Using the data beneath, show every line that includes the word "прозой".

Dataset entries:
▽

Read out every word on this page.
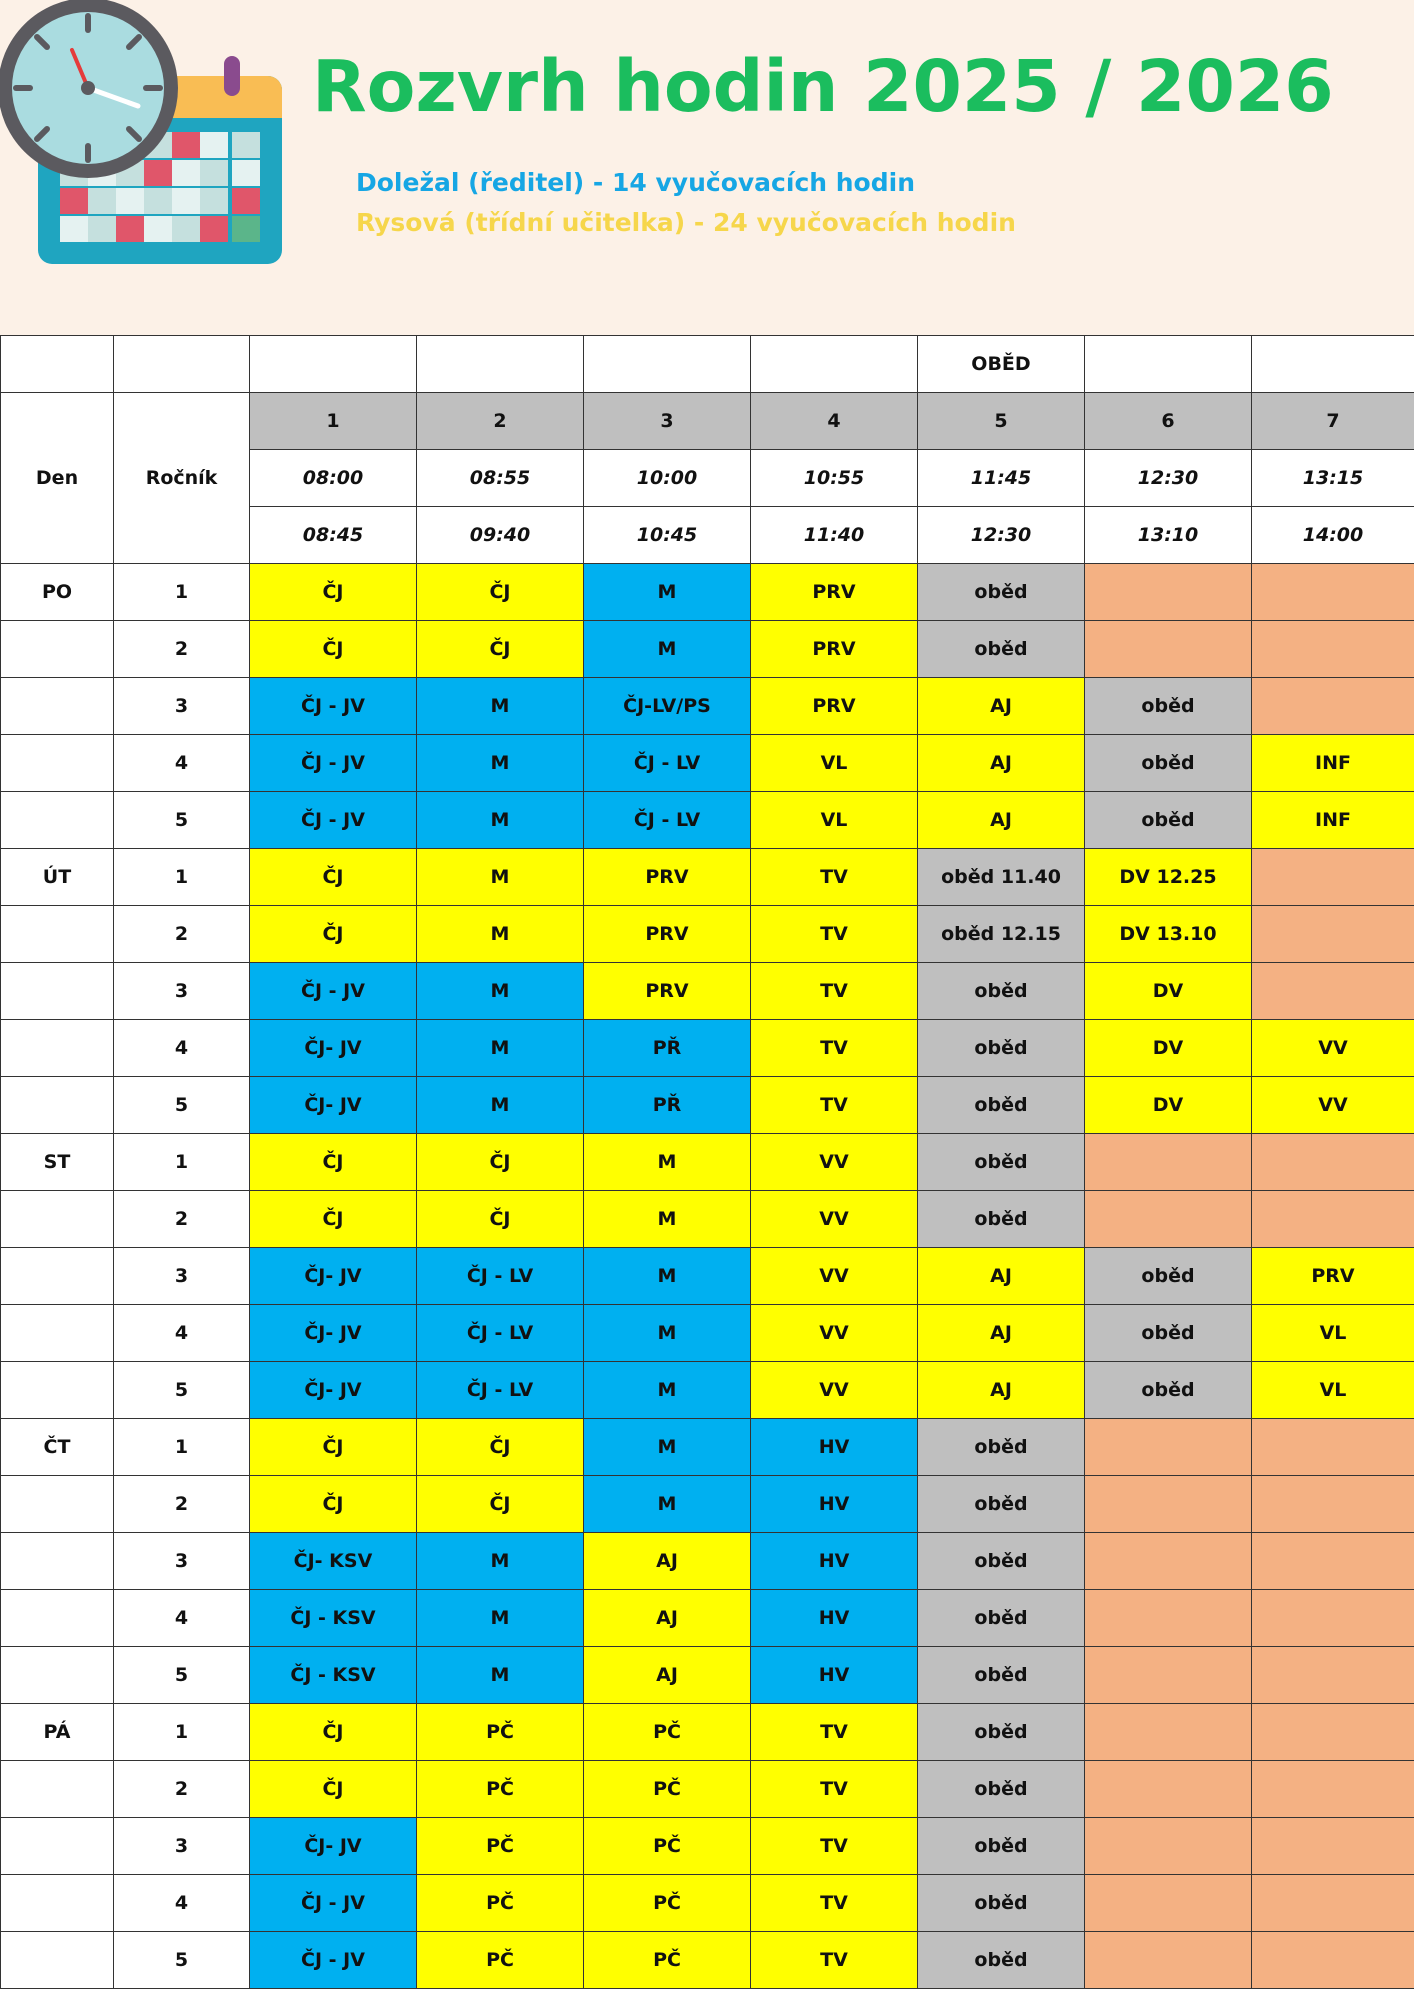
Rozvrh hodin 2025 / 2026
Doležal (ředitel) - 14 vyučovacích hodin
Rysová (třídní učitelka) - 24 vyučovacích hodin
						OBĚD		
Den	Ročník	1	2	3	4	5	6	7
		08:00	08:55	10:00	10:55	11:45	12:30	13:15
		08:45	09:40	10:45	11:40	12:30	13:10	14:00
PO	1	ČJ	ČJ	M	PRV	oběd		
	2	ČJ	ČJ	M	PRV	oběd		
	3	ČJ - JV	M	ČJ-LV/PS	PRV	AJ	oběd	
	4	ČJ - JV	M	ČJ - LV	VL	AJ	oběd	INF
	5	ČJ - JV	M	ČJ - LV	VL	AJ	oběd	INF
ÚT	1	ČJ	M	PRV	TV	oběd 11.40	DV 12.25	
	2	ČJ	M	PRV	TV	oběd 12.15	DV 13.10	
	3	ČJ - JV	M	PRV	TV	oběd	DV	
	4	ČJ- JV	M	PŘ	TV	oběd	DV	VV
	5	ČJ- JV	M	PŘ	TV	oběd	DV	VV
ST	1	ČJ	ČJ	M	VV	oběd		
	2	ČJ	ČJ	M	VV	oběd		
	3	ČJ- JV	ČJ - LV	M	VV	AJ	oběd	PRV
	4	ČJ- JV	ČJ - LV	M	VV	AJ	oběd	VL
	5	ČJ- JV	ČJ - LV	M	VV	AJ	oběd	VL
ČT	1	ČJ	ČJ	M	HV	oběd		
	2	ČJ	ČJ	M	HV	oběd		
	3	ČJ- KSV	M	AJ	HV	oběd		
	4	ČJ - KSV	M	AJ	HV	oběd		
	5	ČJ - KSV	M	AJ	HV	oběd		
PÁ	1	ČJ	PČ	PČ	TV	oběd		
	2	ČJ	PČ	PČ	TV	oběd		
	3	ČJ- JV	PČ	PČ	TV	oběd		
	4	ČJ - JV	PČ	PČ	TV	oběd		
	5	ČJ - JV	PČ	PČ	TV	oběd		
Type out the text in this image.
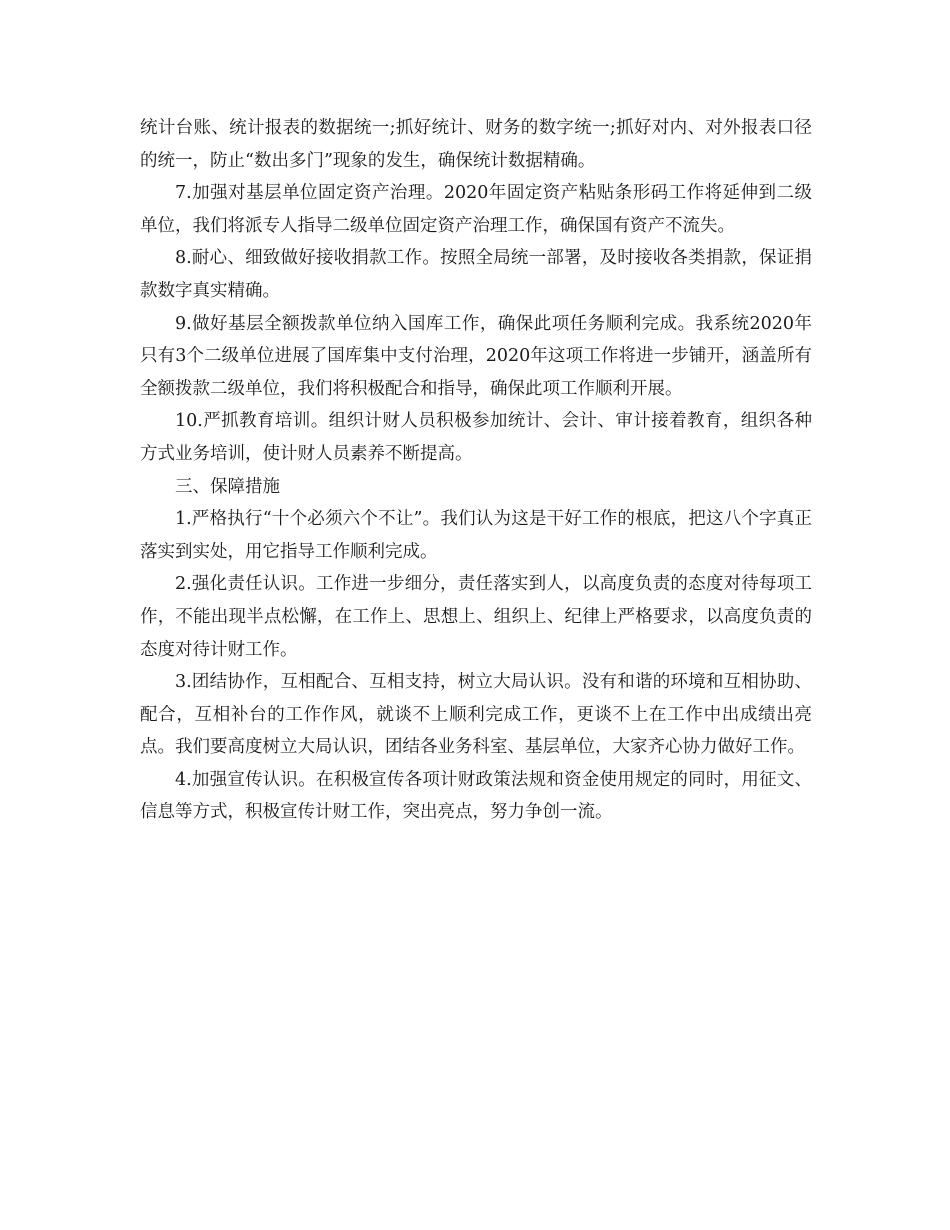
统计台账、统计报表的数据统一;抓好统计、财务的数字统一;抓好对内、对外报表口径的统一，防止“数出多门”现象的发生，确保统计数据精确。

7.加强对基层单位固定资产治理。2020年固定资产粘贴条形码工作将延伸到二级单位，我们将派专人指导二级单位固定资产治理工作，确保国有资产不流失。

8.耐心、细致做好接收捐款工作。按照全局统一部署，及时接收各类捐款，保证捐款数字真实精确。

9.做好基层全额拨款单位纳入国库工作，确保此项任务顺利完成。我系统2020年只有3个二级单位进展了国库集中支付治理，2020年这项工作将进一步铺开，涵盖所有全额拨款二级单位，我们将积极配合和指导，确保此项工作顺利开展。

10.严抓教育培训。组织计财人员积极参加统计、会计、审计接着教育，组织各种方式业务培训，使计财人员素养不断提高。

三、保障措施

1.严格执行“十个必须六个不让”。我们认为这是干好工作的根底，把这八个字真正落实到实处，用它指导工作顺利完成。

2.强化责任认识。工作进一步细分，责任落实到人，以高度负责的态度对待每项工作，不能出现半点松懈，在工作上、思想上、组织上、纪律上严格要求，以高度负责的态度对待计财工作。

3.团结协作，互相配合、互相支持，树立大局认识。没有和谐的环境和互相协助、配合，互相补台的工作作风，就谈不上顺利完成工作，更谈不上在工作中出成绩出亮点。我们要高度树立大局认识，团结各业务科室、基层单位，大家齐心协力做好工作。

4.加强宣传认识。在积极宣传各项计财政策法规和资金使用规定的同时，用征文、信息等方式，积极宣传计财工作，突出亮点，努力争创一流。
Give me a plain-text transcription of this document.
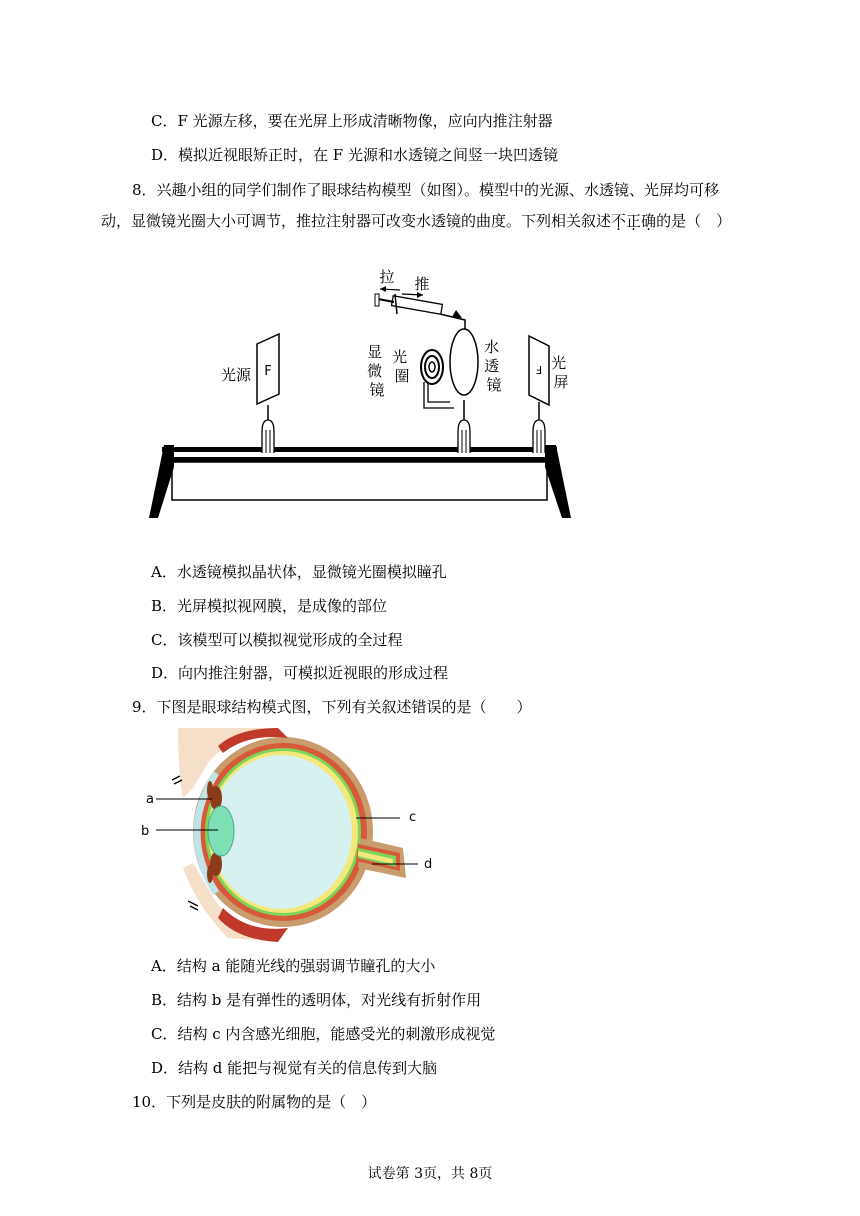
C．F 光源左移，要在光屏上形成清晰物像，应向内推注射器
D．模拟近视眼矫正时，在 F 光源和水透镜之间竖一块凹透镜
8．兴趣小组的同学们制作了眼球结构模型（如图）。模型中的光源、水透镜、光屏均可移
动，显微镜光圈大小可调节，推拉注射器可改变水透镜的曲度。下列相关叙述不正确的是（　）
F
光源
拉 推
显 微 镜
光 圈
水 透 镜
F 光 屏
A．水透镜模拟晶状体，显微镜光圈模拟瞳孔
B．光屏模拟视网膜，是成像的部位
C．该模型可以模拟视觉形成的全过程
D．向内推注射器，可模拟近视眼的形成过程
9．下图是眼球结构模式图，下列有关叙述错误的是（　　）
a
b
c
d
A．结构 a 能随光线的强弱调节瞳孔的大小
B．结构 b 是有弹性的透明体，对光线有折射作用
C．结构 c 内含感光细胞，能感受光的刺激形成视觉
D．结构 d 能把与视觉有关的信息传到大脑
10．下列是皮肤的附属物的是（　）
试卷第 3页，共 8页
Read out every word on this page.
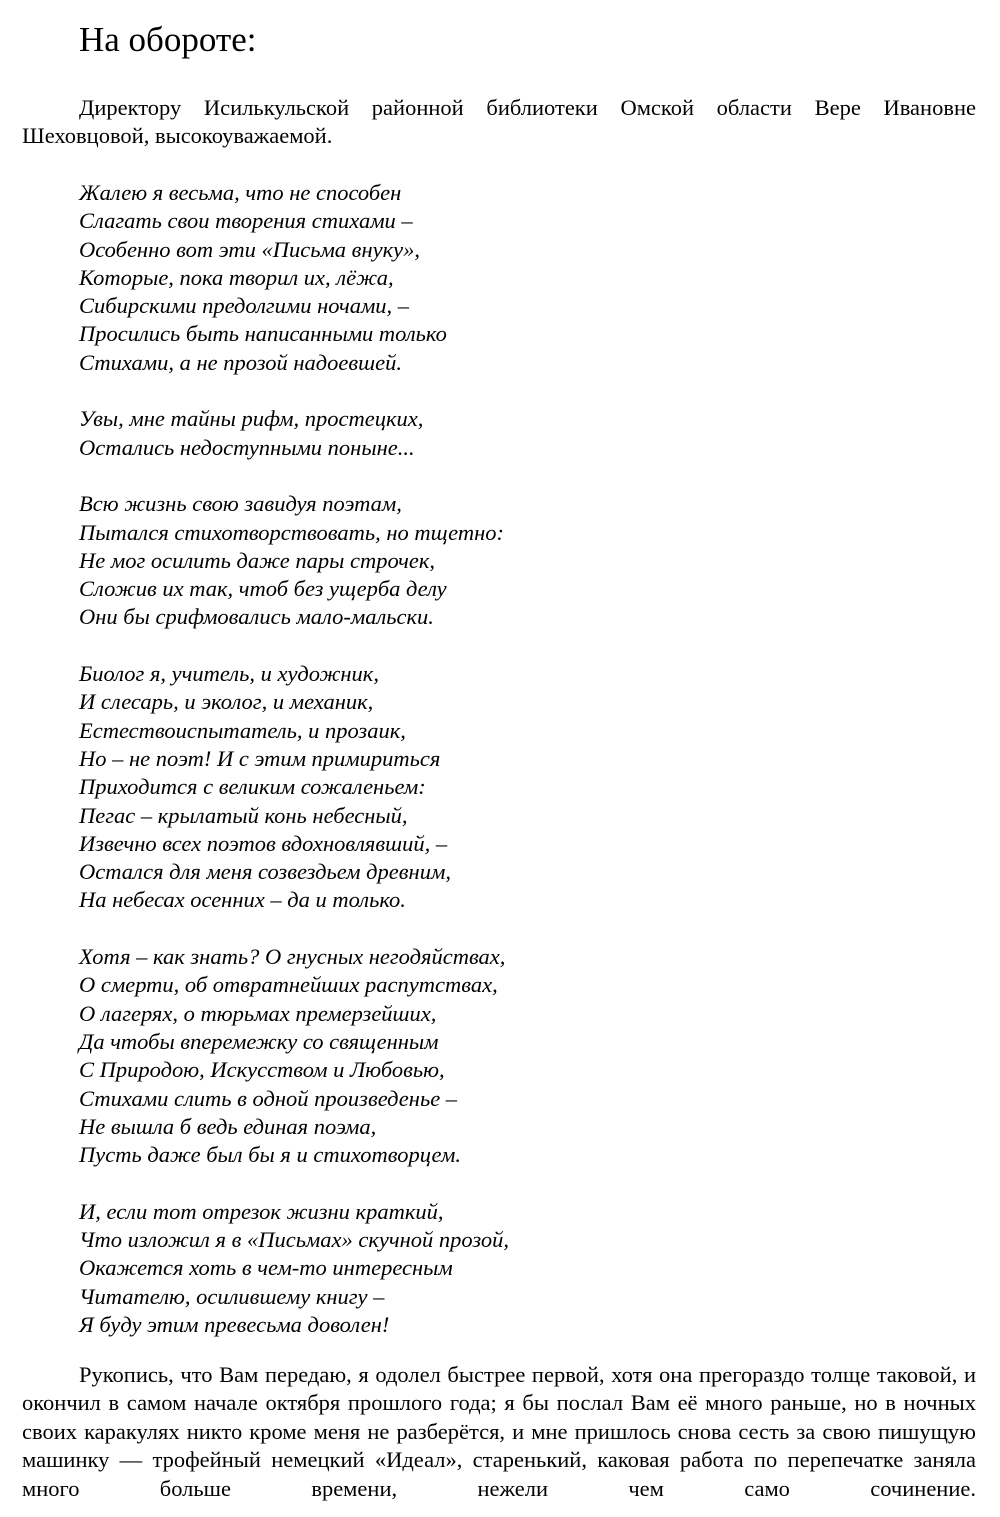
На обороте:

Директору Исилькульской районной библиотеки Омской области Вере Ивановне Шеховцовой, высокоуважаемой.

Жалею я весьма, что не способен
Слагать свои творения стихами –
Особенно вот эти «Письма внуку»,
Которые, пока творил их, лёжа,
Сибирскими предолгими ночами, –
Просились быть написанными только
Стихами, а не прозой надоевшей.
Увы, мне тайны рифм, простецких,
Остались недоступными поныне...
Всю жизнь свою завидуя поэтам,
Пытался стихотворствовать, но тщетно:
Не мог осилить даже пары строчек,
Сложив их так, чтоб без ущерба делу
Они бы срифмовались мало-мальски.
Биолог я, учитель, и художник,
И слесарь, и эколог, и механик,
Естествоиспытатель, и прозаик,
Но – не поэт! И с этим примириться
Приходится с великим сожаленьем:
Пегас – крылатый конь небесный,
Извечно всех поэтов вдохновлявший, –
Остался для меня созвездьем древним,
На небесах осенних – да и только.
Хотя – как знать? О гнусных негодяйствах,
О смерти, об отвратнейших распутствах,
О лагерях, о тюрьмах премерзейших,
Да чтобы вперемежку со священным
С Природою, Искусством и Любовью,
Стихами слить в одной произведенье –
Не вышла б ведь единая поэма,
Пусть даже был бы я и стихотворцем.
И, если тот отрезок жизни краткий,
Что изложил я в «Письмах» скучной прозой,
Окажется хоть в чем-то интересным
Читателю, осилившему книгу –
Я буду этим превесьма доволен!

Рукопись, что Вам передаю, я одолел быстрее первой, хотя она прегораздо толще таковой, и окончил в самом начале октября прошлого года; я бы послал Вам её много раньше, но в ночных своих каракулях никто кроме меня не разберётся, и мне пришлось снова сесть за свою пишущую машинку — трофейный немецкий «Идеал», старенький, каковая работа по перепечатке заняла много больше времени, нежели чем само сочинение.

△

*Finished task*.
Стихами, а не прозой надоевшей.
Что изложил я в «Письмах» скучной прозой,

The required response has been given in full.